[begin Task input]

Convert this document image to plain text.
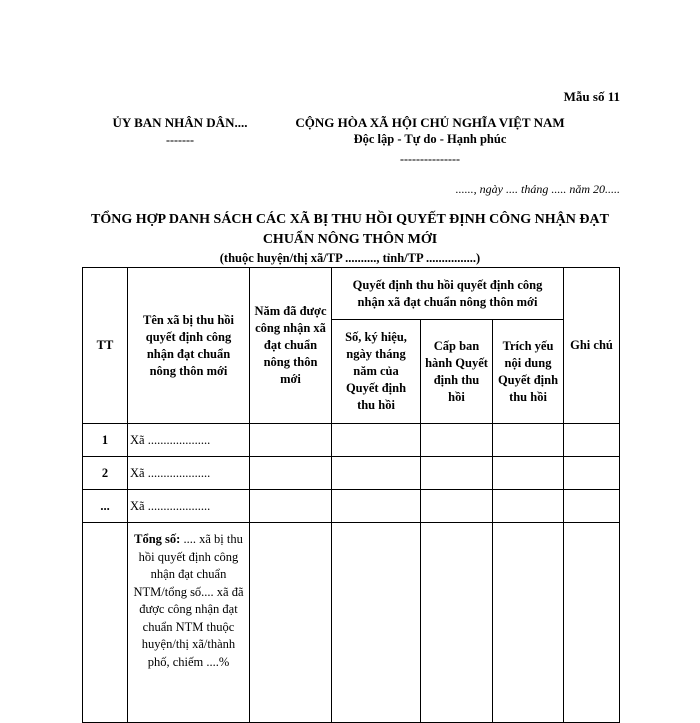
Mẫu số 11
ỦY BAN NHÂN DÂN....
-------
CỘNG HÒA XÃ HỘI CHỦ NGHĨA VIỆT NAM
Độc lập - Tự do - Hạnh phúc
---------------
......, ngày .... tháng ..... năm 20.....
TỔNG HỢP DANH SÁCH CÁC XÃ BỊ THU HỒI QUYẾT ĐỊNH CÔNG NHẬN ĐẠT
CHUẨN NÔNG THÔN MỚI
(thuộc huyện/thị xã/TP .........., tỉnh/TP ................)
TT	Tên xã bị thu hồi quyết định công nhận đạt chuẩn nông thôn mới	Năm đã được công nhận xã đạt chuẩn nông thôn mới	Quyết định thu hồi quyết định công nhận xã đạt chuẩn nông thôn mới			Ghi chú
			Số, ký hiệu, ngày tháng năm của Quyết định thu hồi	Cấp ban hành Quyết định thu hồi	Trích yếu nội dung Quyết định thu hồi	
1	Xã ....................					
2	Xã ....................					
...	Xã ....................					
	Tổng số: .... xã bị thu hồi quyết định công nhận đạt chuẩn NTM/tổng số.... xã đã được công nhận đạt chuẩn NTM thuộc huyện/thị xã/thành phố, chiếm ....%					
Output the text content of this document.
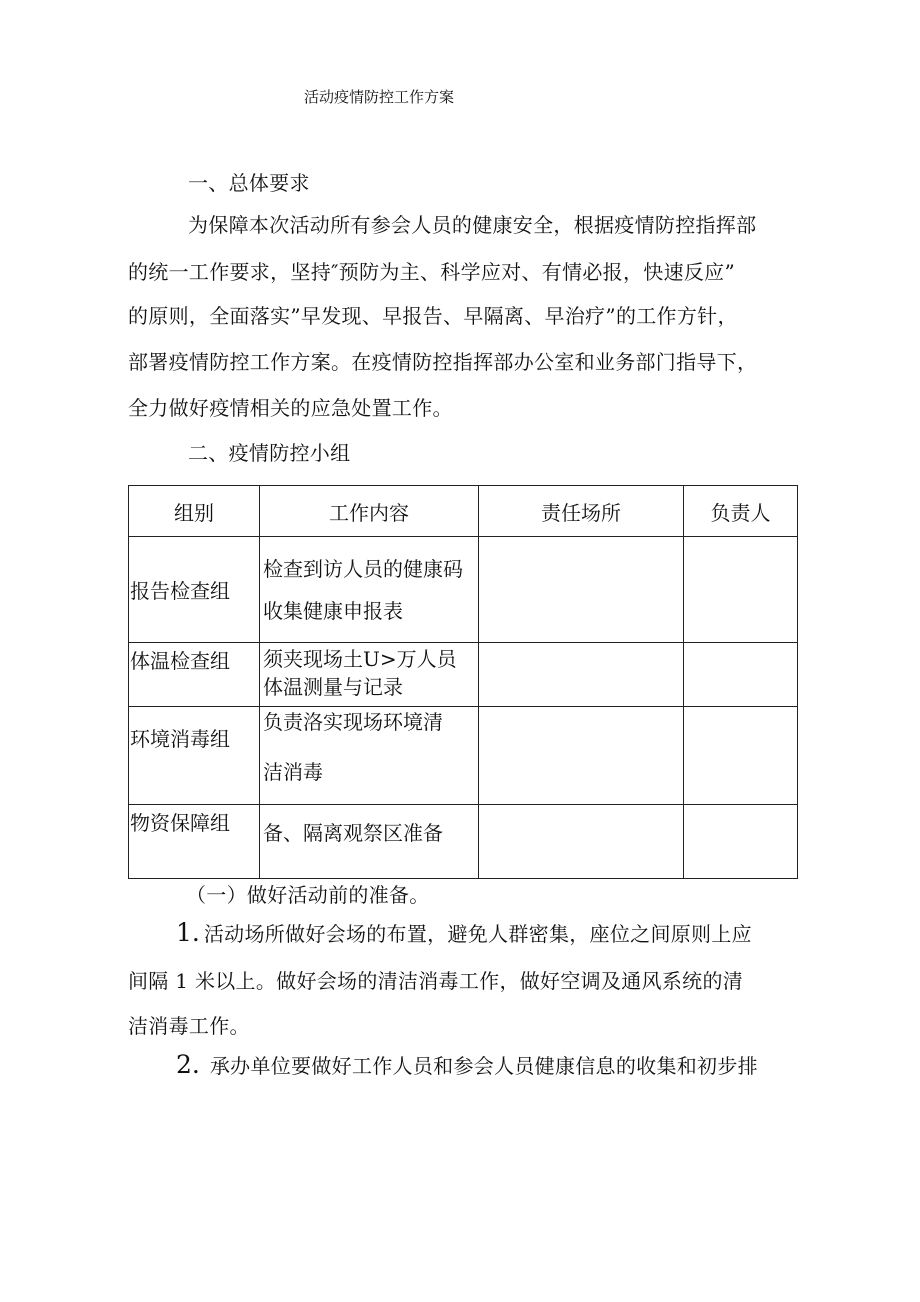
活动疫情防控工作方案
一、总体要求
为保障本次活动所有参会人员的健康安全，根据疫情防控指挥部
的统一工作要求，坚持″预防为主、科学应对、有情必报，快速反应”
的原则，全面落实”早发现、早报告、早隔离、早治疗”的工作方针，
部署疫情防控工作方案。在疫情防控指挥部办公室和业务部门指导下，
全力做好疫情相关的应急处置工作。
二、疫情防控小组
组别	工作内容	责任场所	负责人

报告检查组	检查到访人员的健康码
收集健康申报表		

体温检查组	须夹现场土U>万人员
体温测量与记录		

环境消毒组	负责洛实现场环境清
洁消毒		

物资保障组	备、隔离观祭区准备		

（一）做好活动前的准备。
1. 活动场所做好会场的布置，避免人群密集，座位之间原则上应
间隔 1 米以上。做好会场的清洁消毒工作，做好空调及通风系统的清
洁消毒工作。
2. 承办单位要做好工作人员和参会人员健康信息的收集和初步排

[end Task input]

Your instructions: Find each line that has the word "được", then copy it out.

Full output:
TT	Tên xã bị thu hồi quyết định công nhận đạt chuẩn nông thôn mới	Năm đã được công nhận xã đạt chuẩn nông thôn mới	Quyết định thu hồi quyết định công nhận xã đạt chuẩn nông thôn mới			Ghi chú
	Tổng số: .... xã bị thu hồi quyết định công nhận đạt chuẩn NTM/tổng số.... xã đã được công nhận đạt chuẩn NTM thuộc huyện/thị xã/thành phố, chiếm ....%					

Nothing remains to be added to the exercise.